══ Stored rows ══

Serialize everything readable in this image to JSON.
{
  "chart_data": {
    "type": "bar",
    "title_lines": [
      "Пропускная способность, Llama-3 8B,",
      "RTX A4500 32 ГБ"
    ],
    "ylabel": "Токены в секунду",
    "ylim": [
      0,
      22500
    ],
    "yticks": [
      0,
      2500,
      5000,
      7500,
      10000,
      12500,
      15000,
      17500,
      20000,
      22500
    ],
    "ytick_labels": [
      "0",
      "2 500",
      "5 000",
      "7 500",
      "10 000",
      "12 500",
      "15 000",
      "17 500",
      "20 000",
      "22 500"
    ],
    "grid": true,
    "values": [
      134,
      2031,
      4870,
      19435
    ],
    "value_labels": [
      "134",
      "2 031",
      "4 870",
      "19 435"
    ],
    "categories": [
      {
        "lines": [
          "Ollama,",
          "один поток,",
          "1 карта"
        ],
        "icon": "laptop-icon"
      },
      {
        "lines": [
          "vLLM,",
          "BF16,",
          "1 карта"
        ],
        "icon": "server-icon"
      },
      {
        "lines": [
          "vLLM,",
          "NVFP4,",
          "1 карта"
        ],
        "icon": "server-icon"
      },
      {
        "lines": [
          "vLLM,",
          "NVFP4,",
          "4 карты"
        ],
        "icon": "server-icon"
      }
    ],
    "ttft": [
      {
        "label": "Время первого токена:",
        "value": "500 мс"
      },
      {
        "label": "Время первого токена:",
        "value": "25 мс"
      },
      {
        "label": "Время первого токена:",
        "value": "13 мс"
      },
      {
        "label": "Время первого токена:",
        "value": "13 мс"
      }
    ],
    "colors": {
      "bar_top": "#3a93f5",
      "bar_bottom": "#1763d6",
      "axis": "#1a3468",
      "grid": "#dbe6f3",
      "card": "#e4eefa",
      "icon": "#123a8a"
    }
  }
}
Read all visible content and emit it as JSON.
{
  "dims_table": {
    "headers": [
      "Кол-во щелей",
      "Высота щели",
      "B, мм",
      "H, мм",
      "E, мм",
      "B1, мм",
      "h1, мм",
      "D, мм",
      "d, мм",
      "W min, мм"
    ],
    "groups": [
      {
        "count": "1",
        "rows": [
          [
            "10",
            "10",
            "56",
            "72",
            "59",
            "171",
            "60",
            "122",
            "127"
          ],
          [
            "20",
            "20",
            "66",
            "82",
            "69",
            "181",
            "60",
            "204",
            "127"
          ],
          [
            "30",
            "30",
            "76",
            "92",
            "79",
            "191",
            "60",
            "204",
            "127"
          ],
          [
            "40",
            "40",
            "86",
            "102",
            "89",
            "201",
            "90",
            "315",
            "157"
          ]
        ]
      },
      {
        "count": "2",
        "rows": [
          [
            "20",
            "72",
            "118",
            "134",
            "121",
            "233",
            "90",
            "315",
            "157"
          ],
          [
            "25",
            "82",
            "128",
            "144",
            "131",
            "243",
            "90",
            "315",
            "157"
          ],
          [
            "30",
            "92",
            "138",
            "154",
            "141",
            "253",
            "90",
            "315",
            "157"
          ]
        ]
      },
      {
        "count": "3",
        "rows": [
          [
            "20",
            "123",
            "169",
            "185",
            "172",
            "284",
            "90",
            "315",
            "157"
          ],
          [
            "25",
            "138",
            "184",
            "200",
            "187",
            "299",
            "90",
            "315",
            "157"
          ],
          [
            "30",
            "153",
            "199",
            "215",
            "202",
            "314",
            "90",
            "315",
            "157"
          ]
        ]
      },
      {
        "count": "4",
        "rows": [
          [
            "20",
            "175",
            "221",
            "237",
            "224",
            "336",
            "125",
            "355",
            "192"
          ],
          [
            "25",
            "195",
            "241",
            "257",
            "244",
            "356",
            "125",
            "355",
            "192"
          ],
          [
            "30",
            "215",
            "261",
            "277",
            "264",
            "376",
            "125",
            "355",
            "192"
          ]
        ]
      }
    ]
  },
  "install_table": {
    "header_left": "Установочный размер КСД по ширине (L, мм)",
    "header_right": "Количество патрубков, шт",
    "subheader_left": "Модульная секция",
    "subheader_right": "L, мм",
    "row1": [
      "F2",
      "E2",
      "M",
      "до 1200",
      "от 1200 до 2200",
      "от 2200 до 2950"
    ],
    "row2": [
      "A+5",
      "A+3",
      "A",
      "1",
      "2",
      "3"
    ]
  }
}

═══

Output the full listing exactly as it stands.

Serialize everything readable in this image to JSON.
{
  "chart_data": {
    "type": "bar",
    "title_lines": [
      "Пропускная способность, Llama-3 8B,",
      "RTX A4500 32 ГБ"
    ],
    "ylabel": "Токены в секунду",
    "ylim": [
      0,
      22500
    ],
    "yticks": [
      0,
      2500,
      5000,
      7500,
      10000,
      12500,
      15000,
      17500,
      20000,
      22500
    ],
    "ytick_labels": [
      "0",
      "2 500",
      "5 000",
      "7 500",
      "10 000",
      "12 500",
      "15 000",
      "17 500",
      "20 000",
      "22 500"
    ],
    "grid": true,
    "values": [
      134,
      2031,
      4870,
      19435
    ],
    "value_labels": [
      "134",
      "2 031",
      "4 870",
      "19 435"
    ],
    "categories": [
      {
        "lines": [
          "Ollama,",
          "один поток,",
          "1 карта"
        ],
        "icon": "laptop-icon"
      },
      {
        "lines": [
          "vLLM,",
          "BF16,",
          "1 карта"
        ],
        "icon": "server-icon"
      },
      {
        "lines": [
          "vLLM,",
          "NVFP4,",
          "1 карта"
        ],
        "icon": "server-icon"
      },
      {
        "lines": [
          "vLLM,",
          "NVFP4,",
          "4 карты"
        ],
        "icon": "server-icon"
      }
    ],
    "ttft": [
      {
        "label": "Время первого токена:",
        "value": "500 мс"
      },
      {
        "label": "Время первого токена:",
        "value": "25 мс"
      },
      {
        "label": "Время первого токена:",
        "value": "13 мс"
      },
      {
        "label": "Время первого токена:",
        "value": "13 мс"
      }
    ],
    "colors": {
      "bar_top": "#3a93f5",
      "bar_bottom": "#1763d6",
      "axis": "#1a3468",
      "grid": "#dbe6f3",
      "card": "#e4eefa",
      "icon": "#123a8a"
    }
  }
}
Read all visible content and emit it as JSON.
{
  "dims_table": {
    "headers": [
      "Кол-во щелей",
      "Высота щели",
      "B, мм",
      "H, мм",
      "E, мм",
      "B1, мм",
      "h1, мм",
      "D, мм",
      "d, мм",
      "W min, мм"
    ],
    "groups": [
      {
        "count": "1",
        "rows": [
          [
            "10",
            "10",
            "56",
            "72",
            "59",
            "171",
            "60",
            "122",
            "127"
          ],
          [
            "20",
            "20",
            "66",
            "82",
            "69",
            "181",
            "60",
            "204",
            "127"
          ],
          [
            "30",
            "30",
            "76",
            "92",
            "79",
            "191",
            "60",
            "204",
            "127"
          ],
          [
            "40",
            "40",
            "86",
            "102",
            "89",
            "201",
            "90",
            "315",
            "157"
          ]
        ]
      },
      {
        "count": "2",
        "rows": [
          [
            "20",
            "72",
            "118",
            "134",
            "121",
            "233",
            "90",
            "315",
            "157"
          ],
          [
            "25",
            "82",
            "128",
            "144",
            "131",
            "243",
            "90",
            "315",
            "157"
          ],
          [
            "30",
            "92",
            "138",
            "154",
            "141",
            "253",
            "90",
            "315",
            "157"
          ]
        ]
      },
      {
        "count": "3",
        "rows": [
          [
            "20",
            "123",
            "169",
            "185",
            "172",
            "284",
            "90",
            "315",
            "157"
          ],
          [
            "25",
            "138",
            "184",
            "200",
            "187",
            "299",
            "90",
            "315",
            "157"
          ],
          [
            "30",
            "153",
            "199",
            "215",
            "202",
            "314",
            "90",
            "315",
            "157"
          ]
        ]
      },
      {
        "count": "4",
        "rows": [
          [
            "20",
            "175",
            "221",
            "237",
            "224",
            "336",
            "125",
            "355",
            "192"
          ],
          [
            "25",
            "195",
            "241",
            "257",
            "244",
            "356",
            "125",
            "355",
            "192"
          ],
          [
            "30",
            "215",
            "261",
            "277",
            "264",
            "376",
            "125",
            "355",
            "192"
          ]
        ]
      }
    ]
  },
  "install_table": {
    "header_left": "Установочный размер КСД по ширине (L, мм)",
    "header_right": "Количество патрубков, шт",
    "subheader_left": "Модульная секция",
    "subheader_right": "L, мм",
    "row1": [
      "F2",
      "E2",
      "M",
      "до 1200",
      "от 1200 до 2200",
      "от 2200 до 2950"
    ],
    "row2": [
      "A+5",
      "A+3",
      "A",
      "1",
      "2",
      "3"
    ]
  }
}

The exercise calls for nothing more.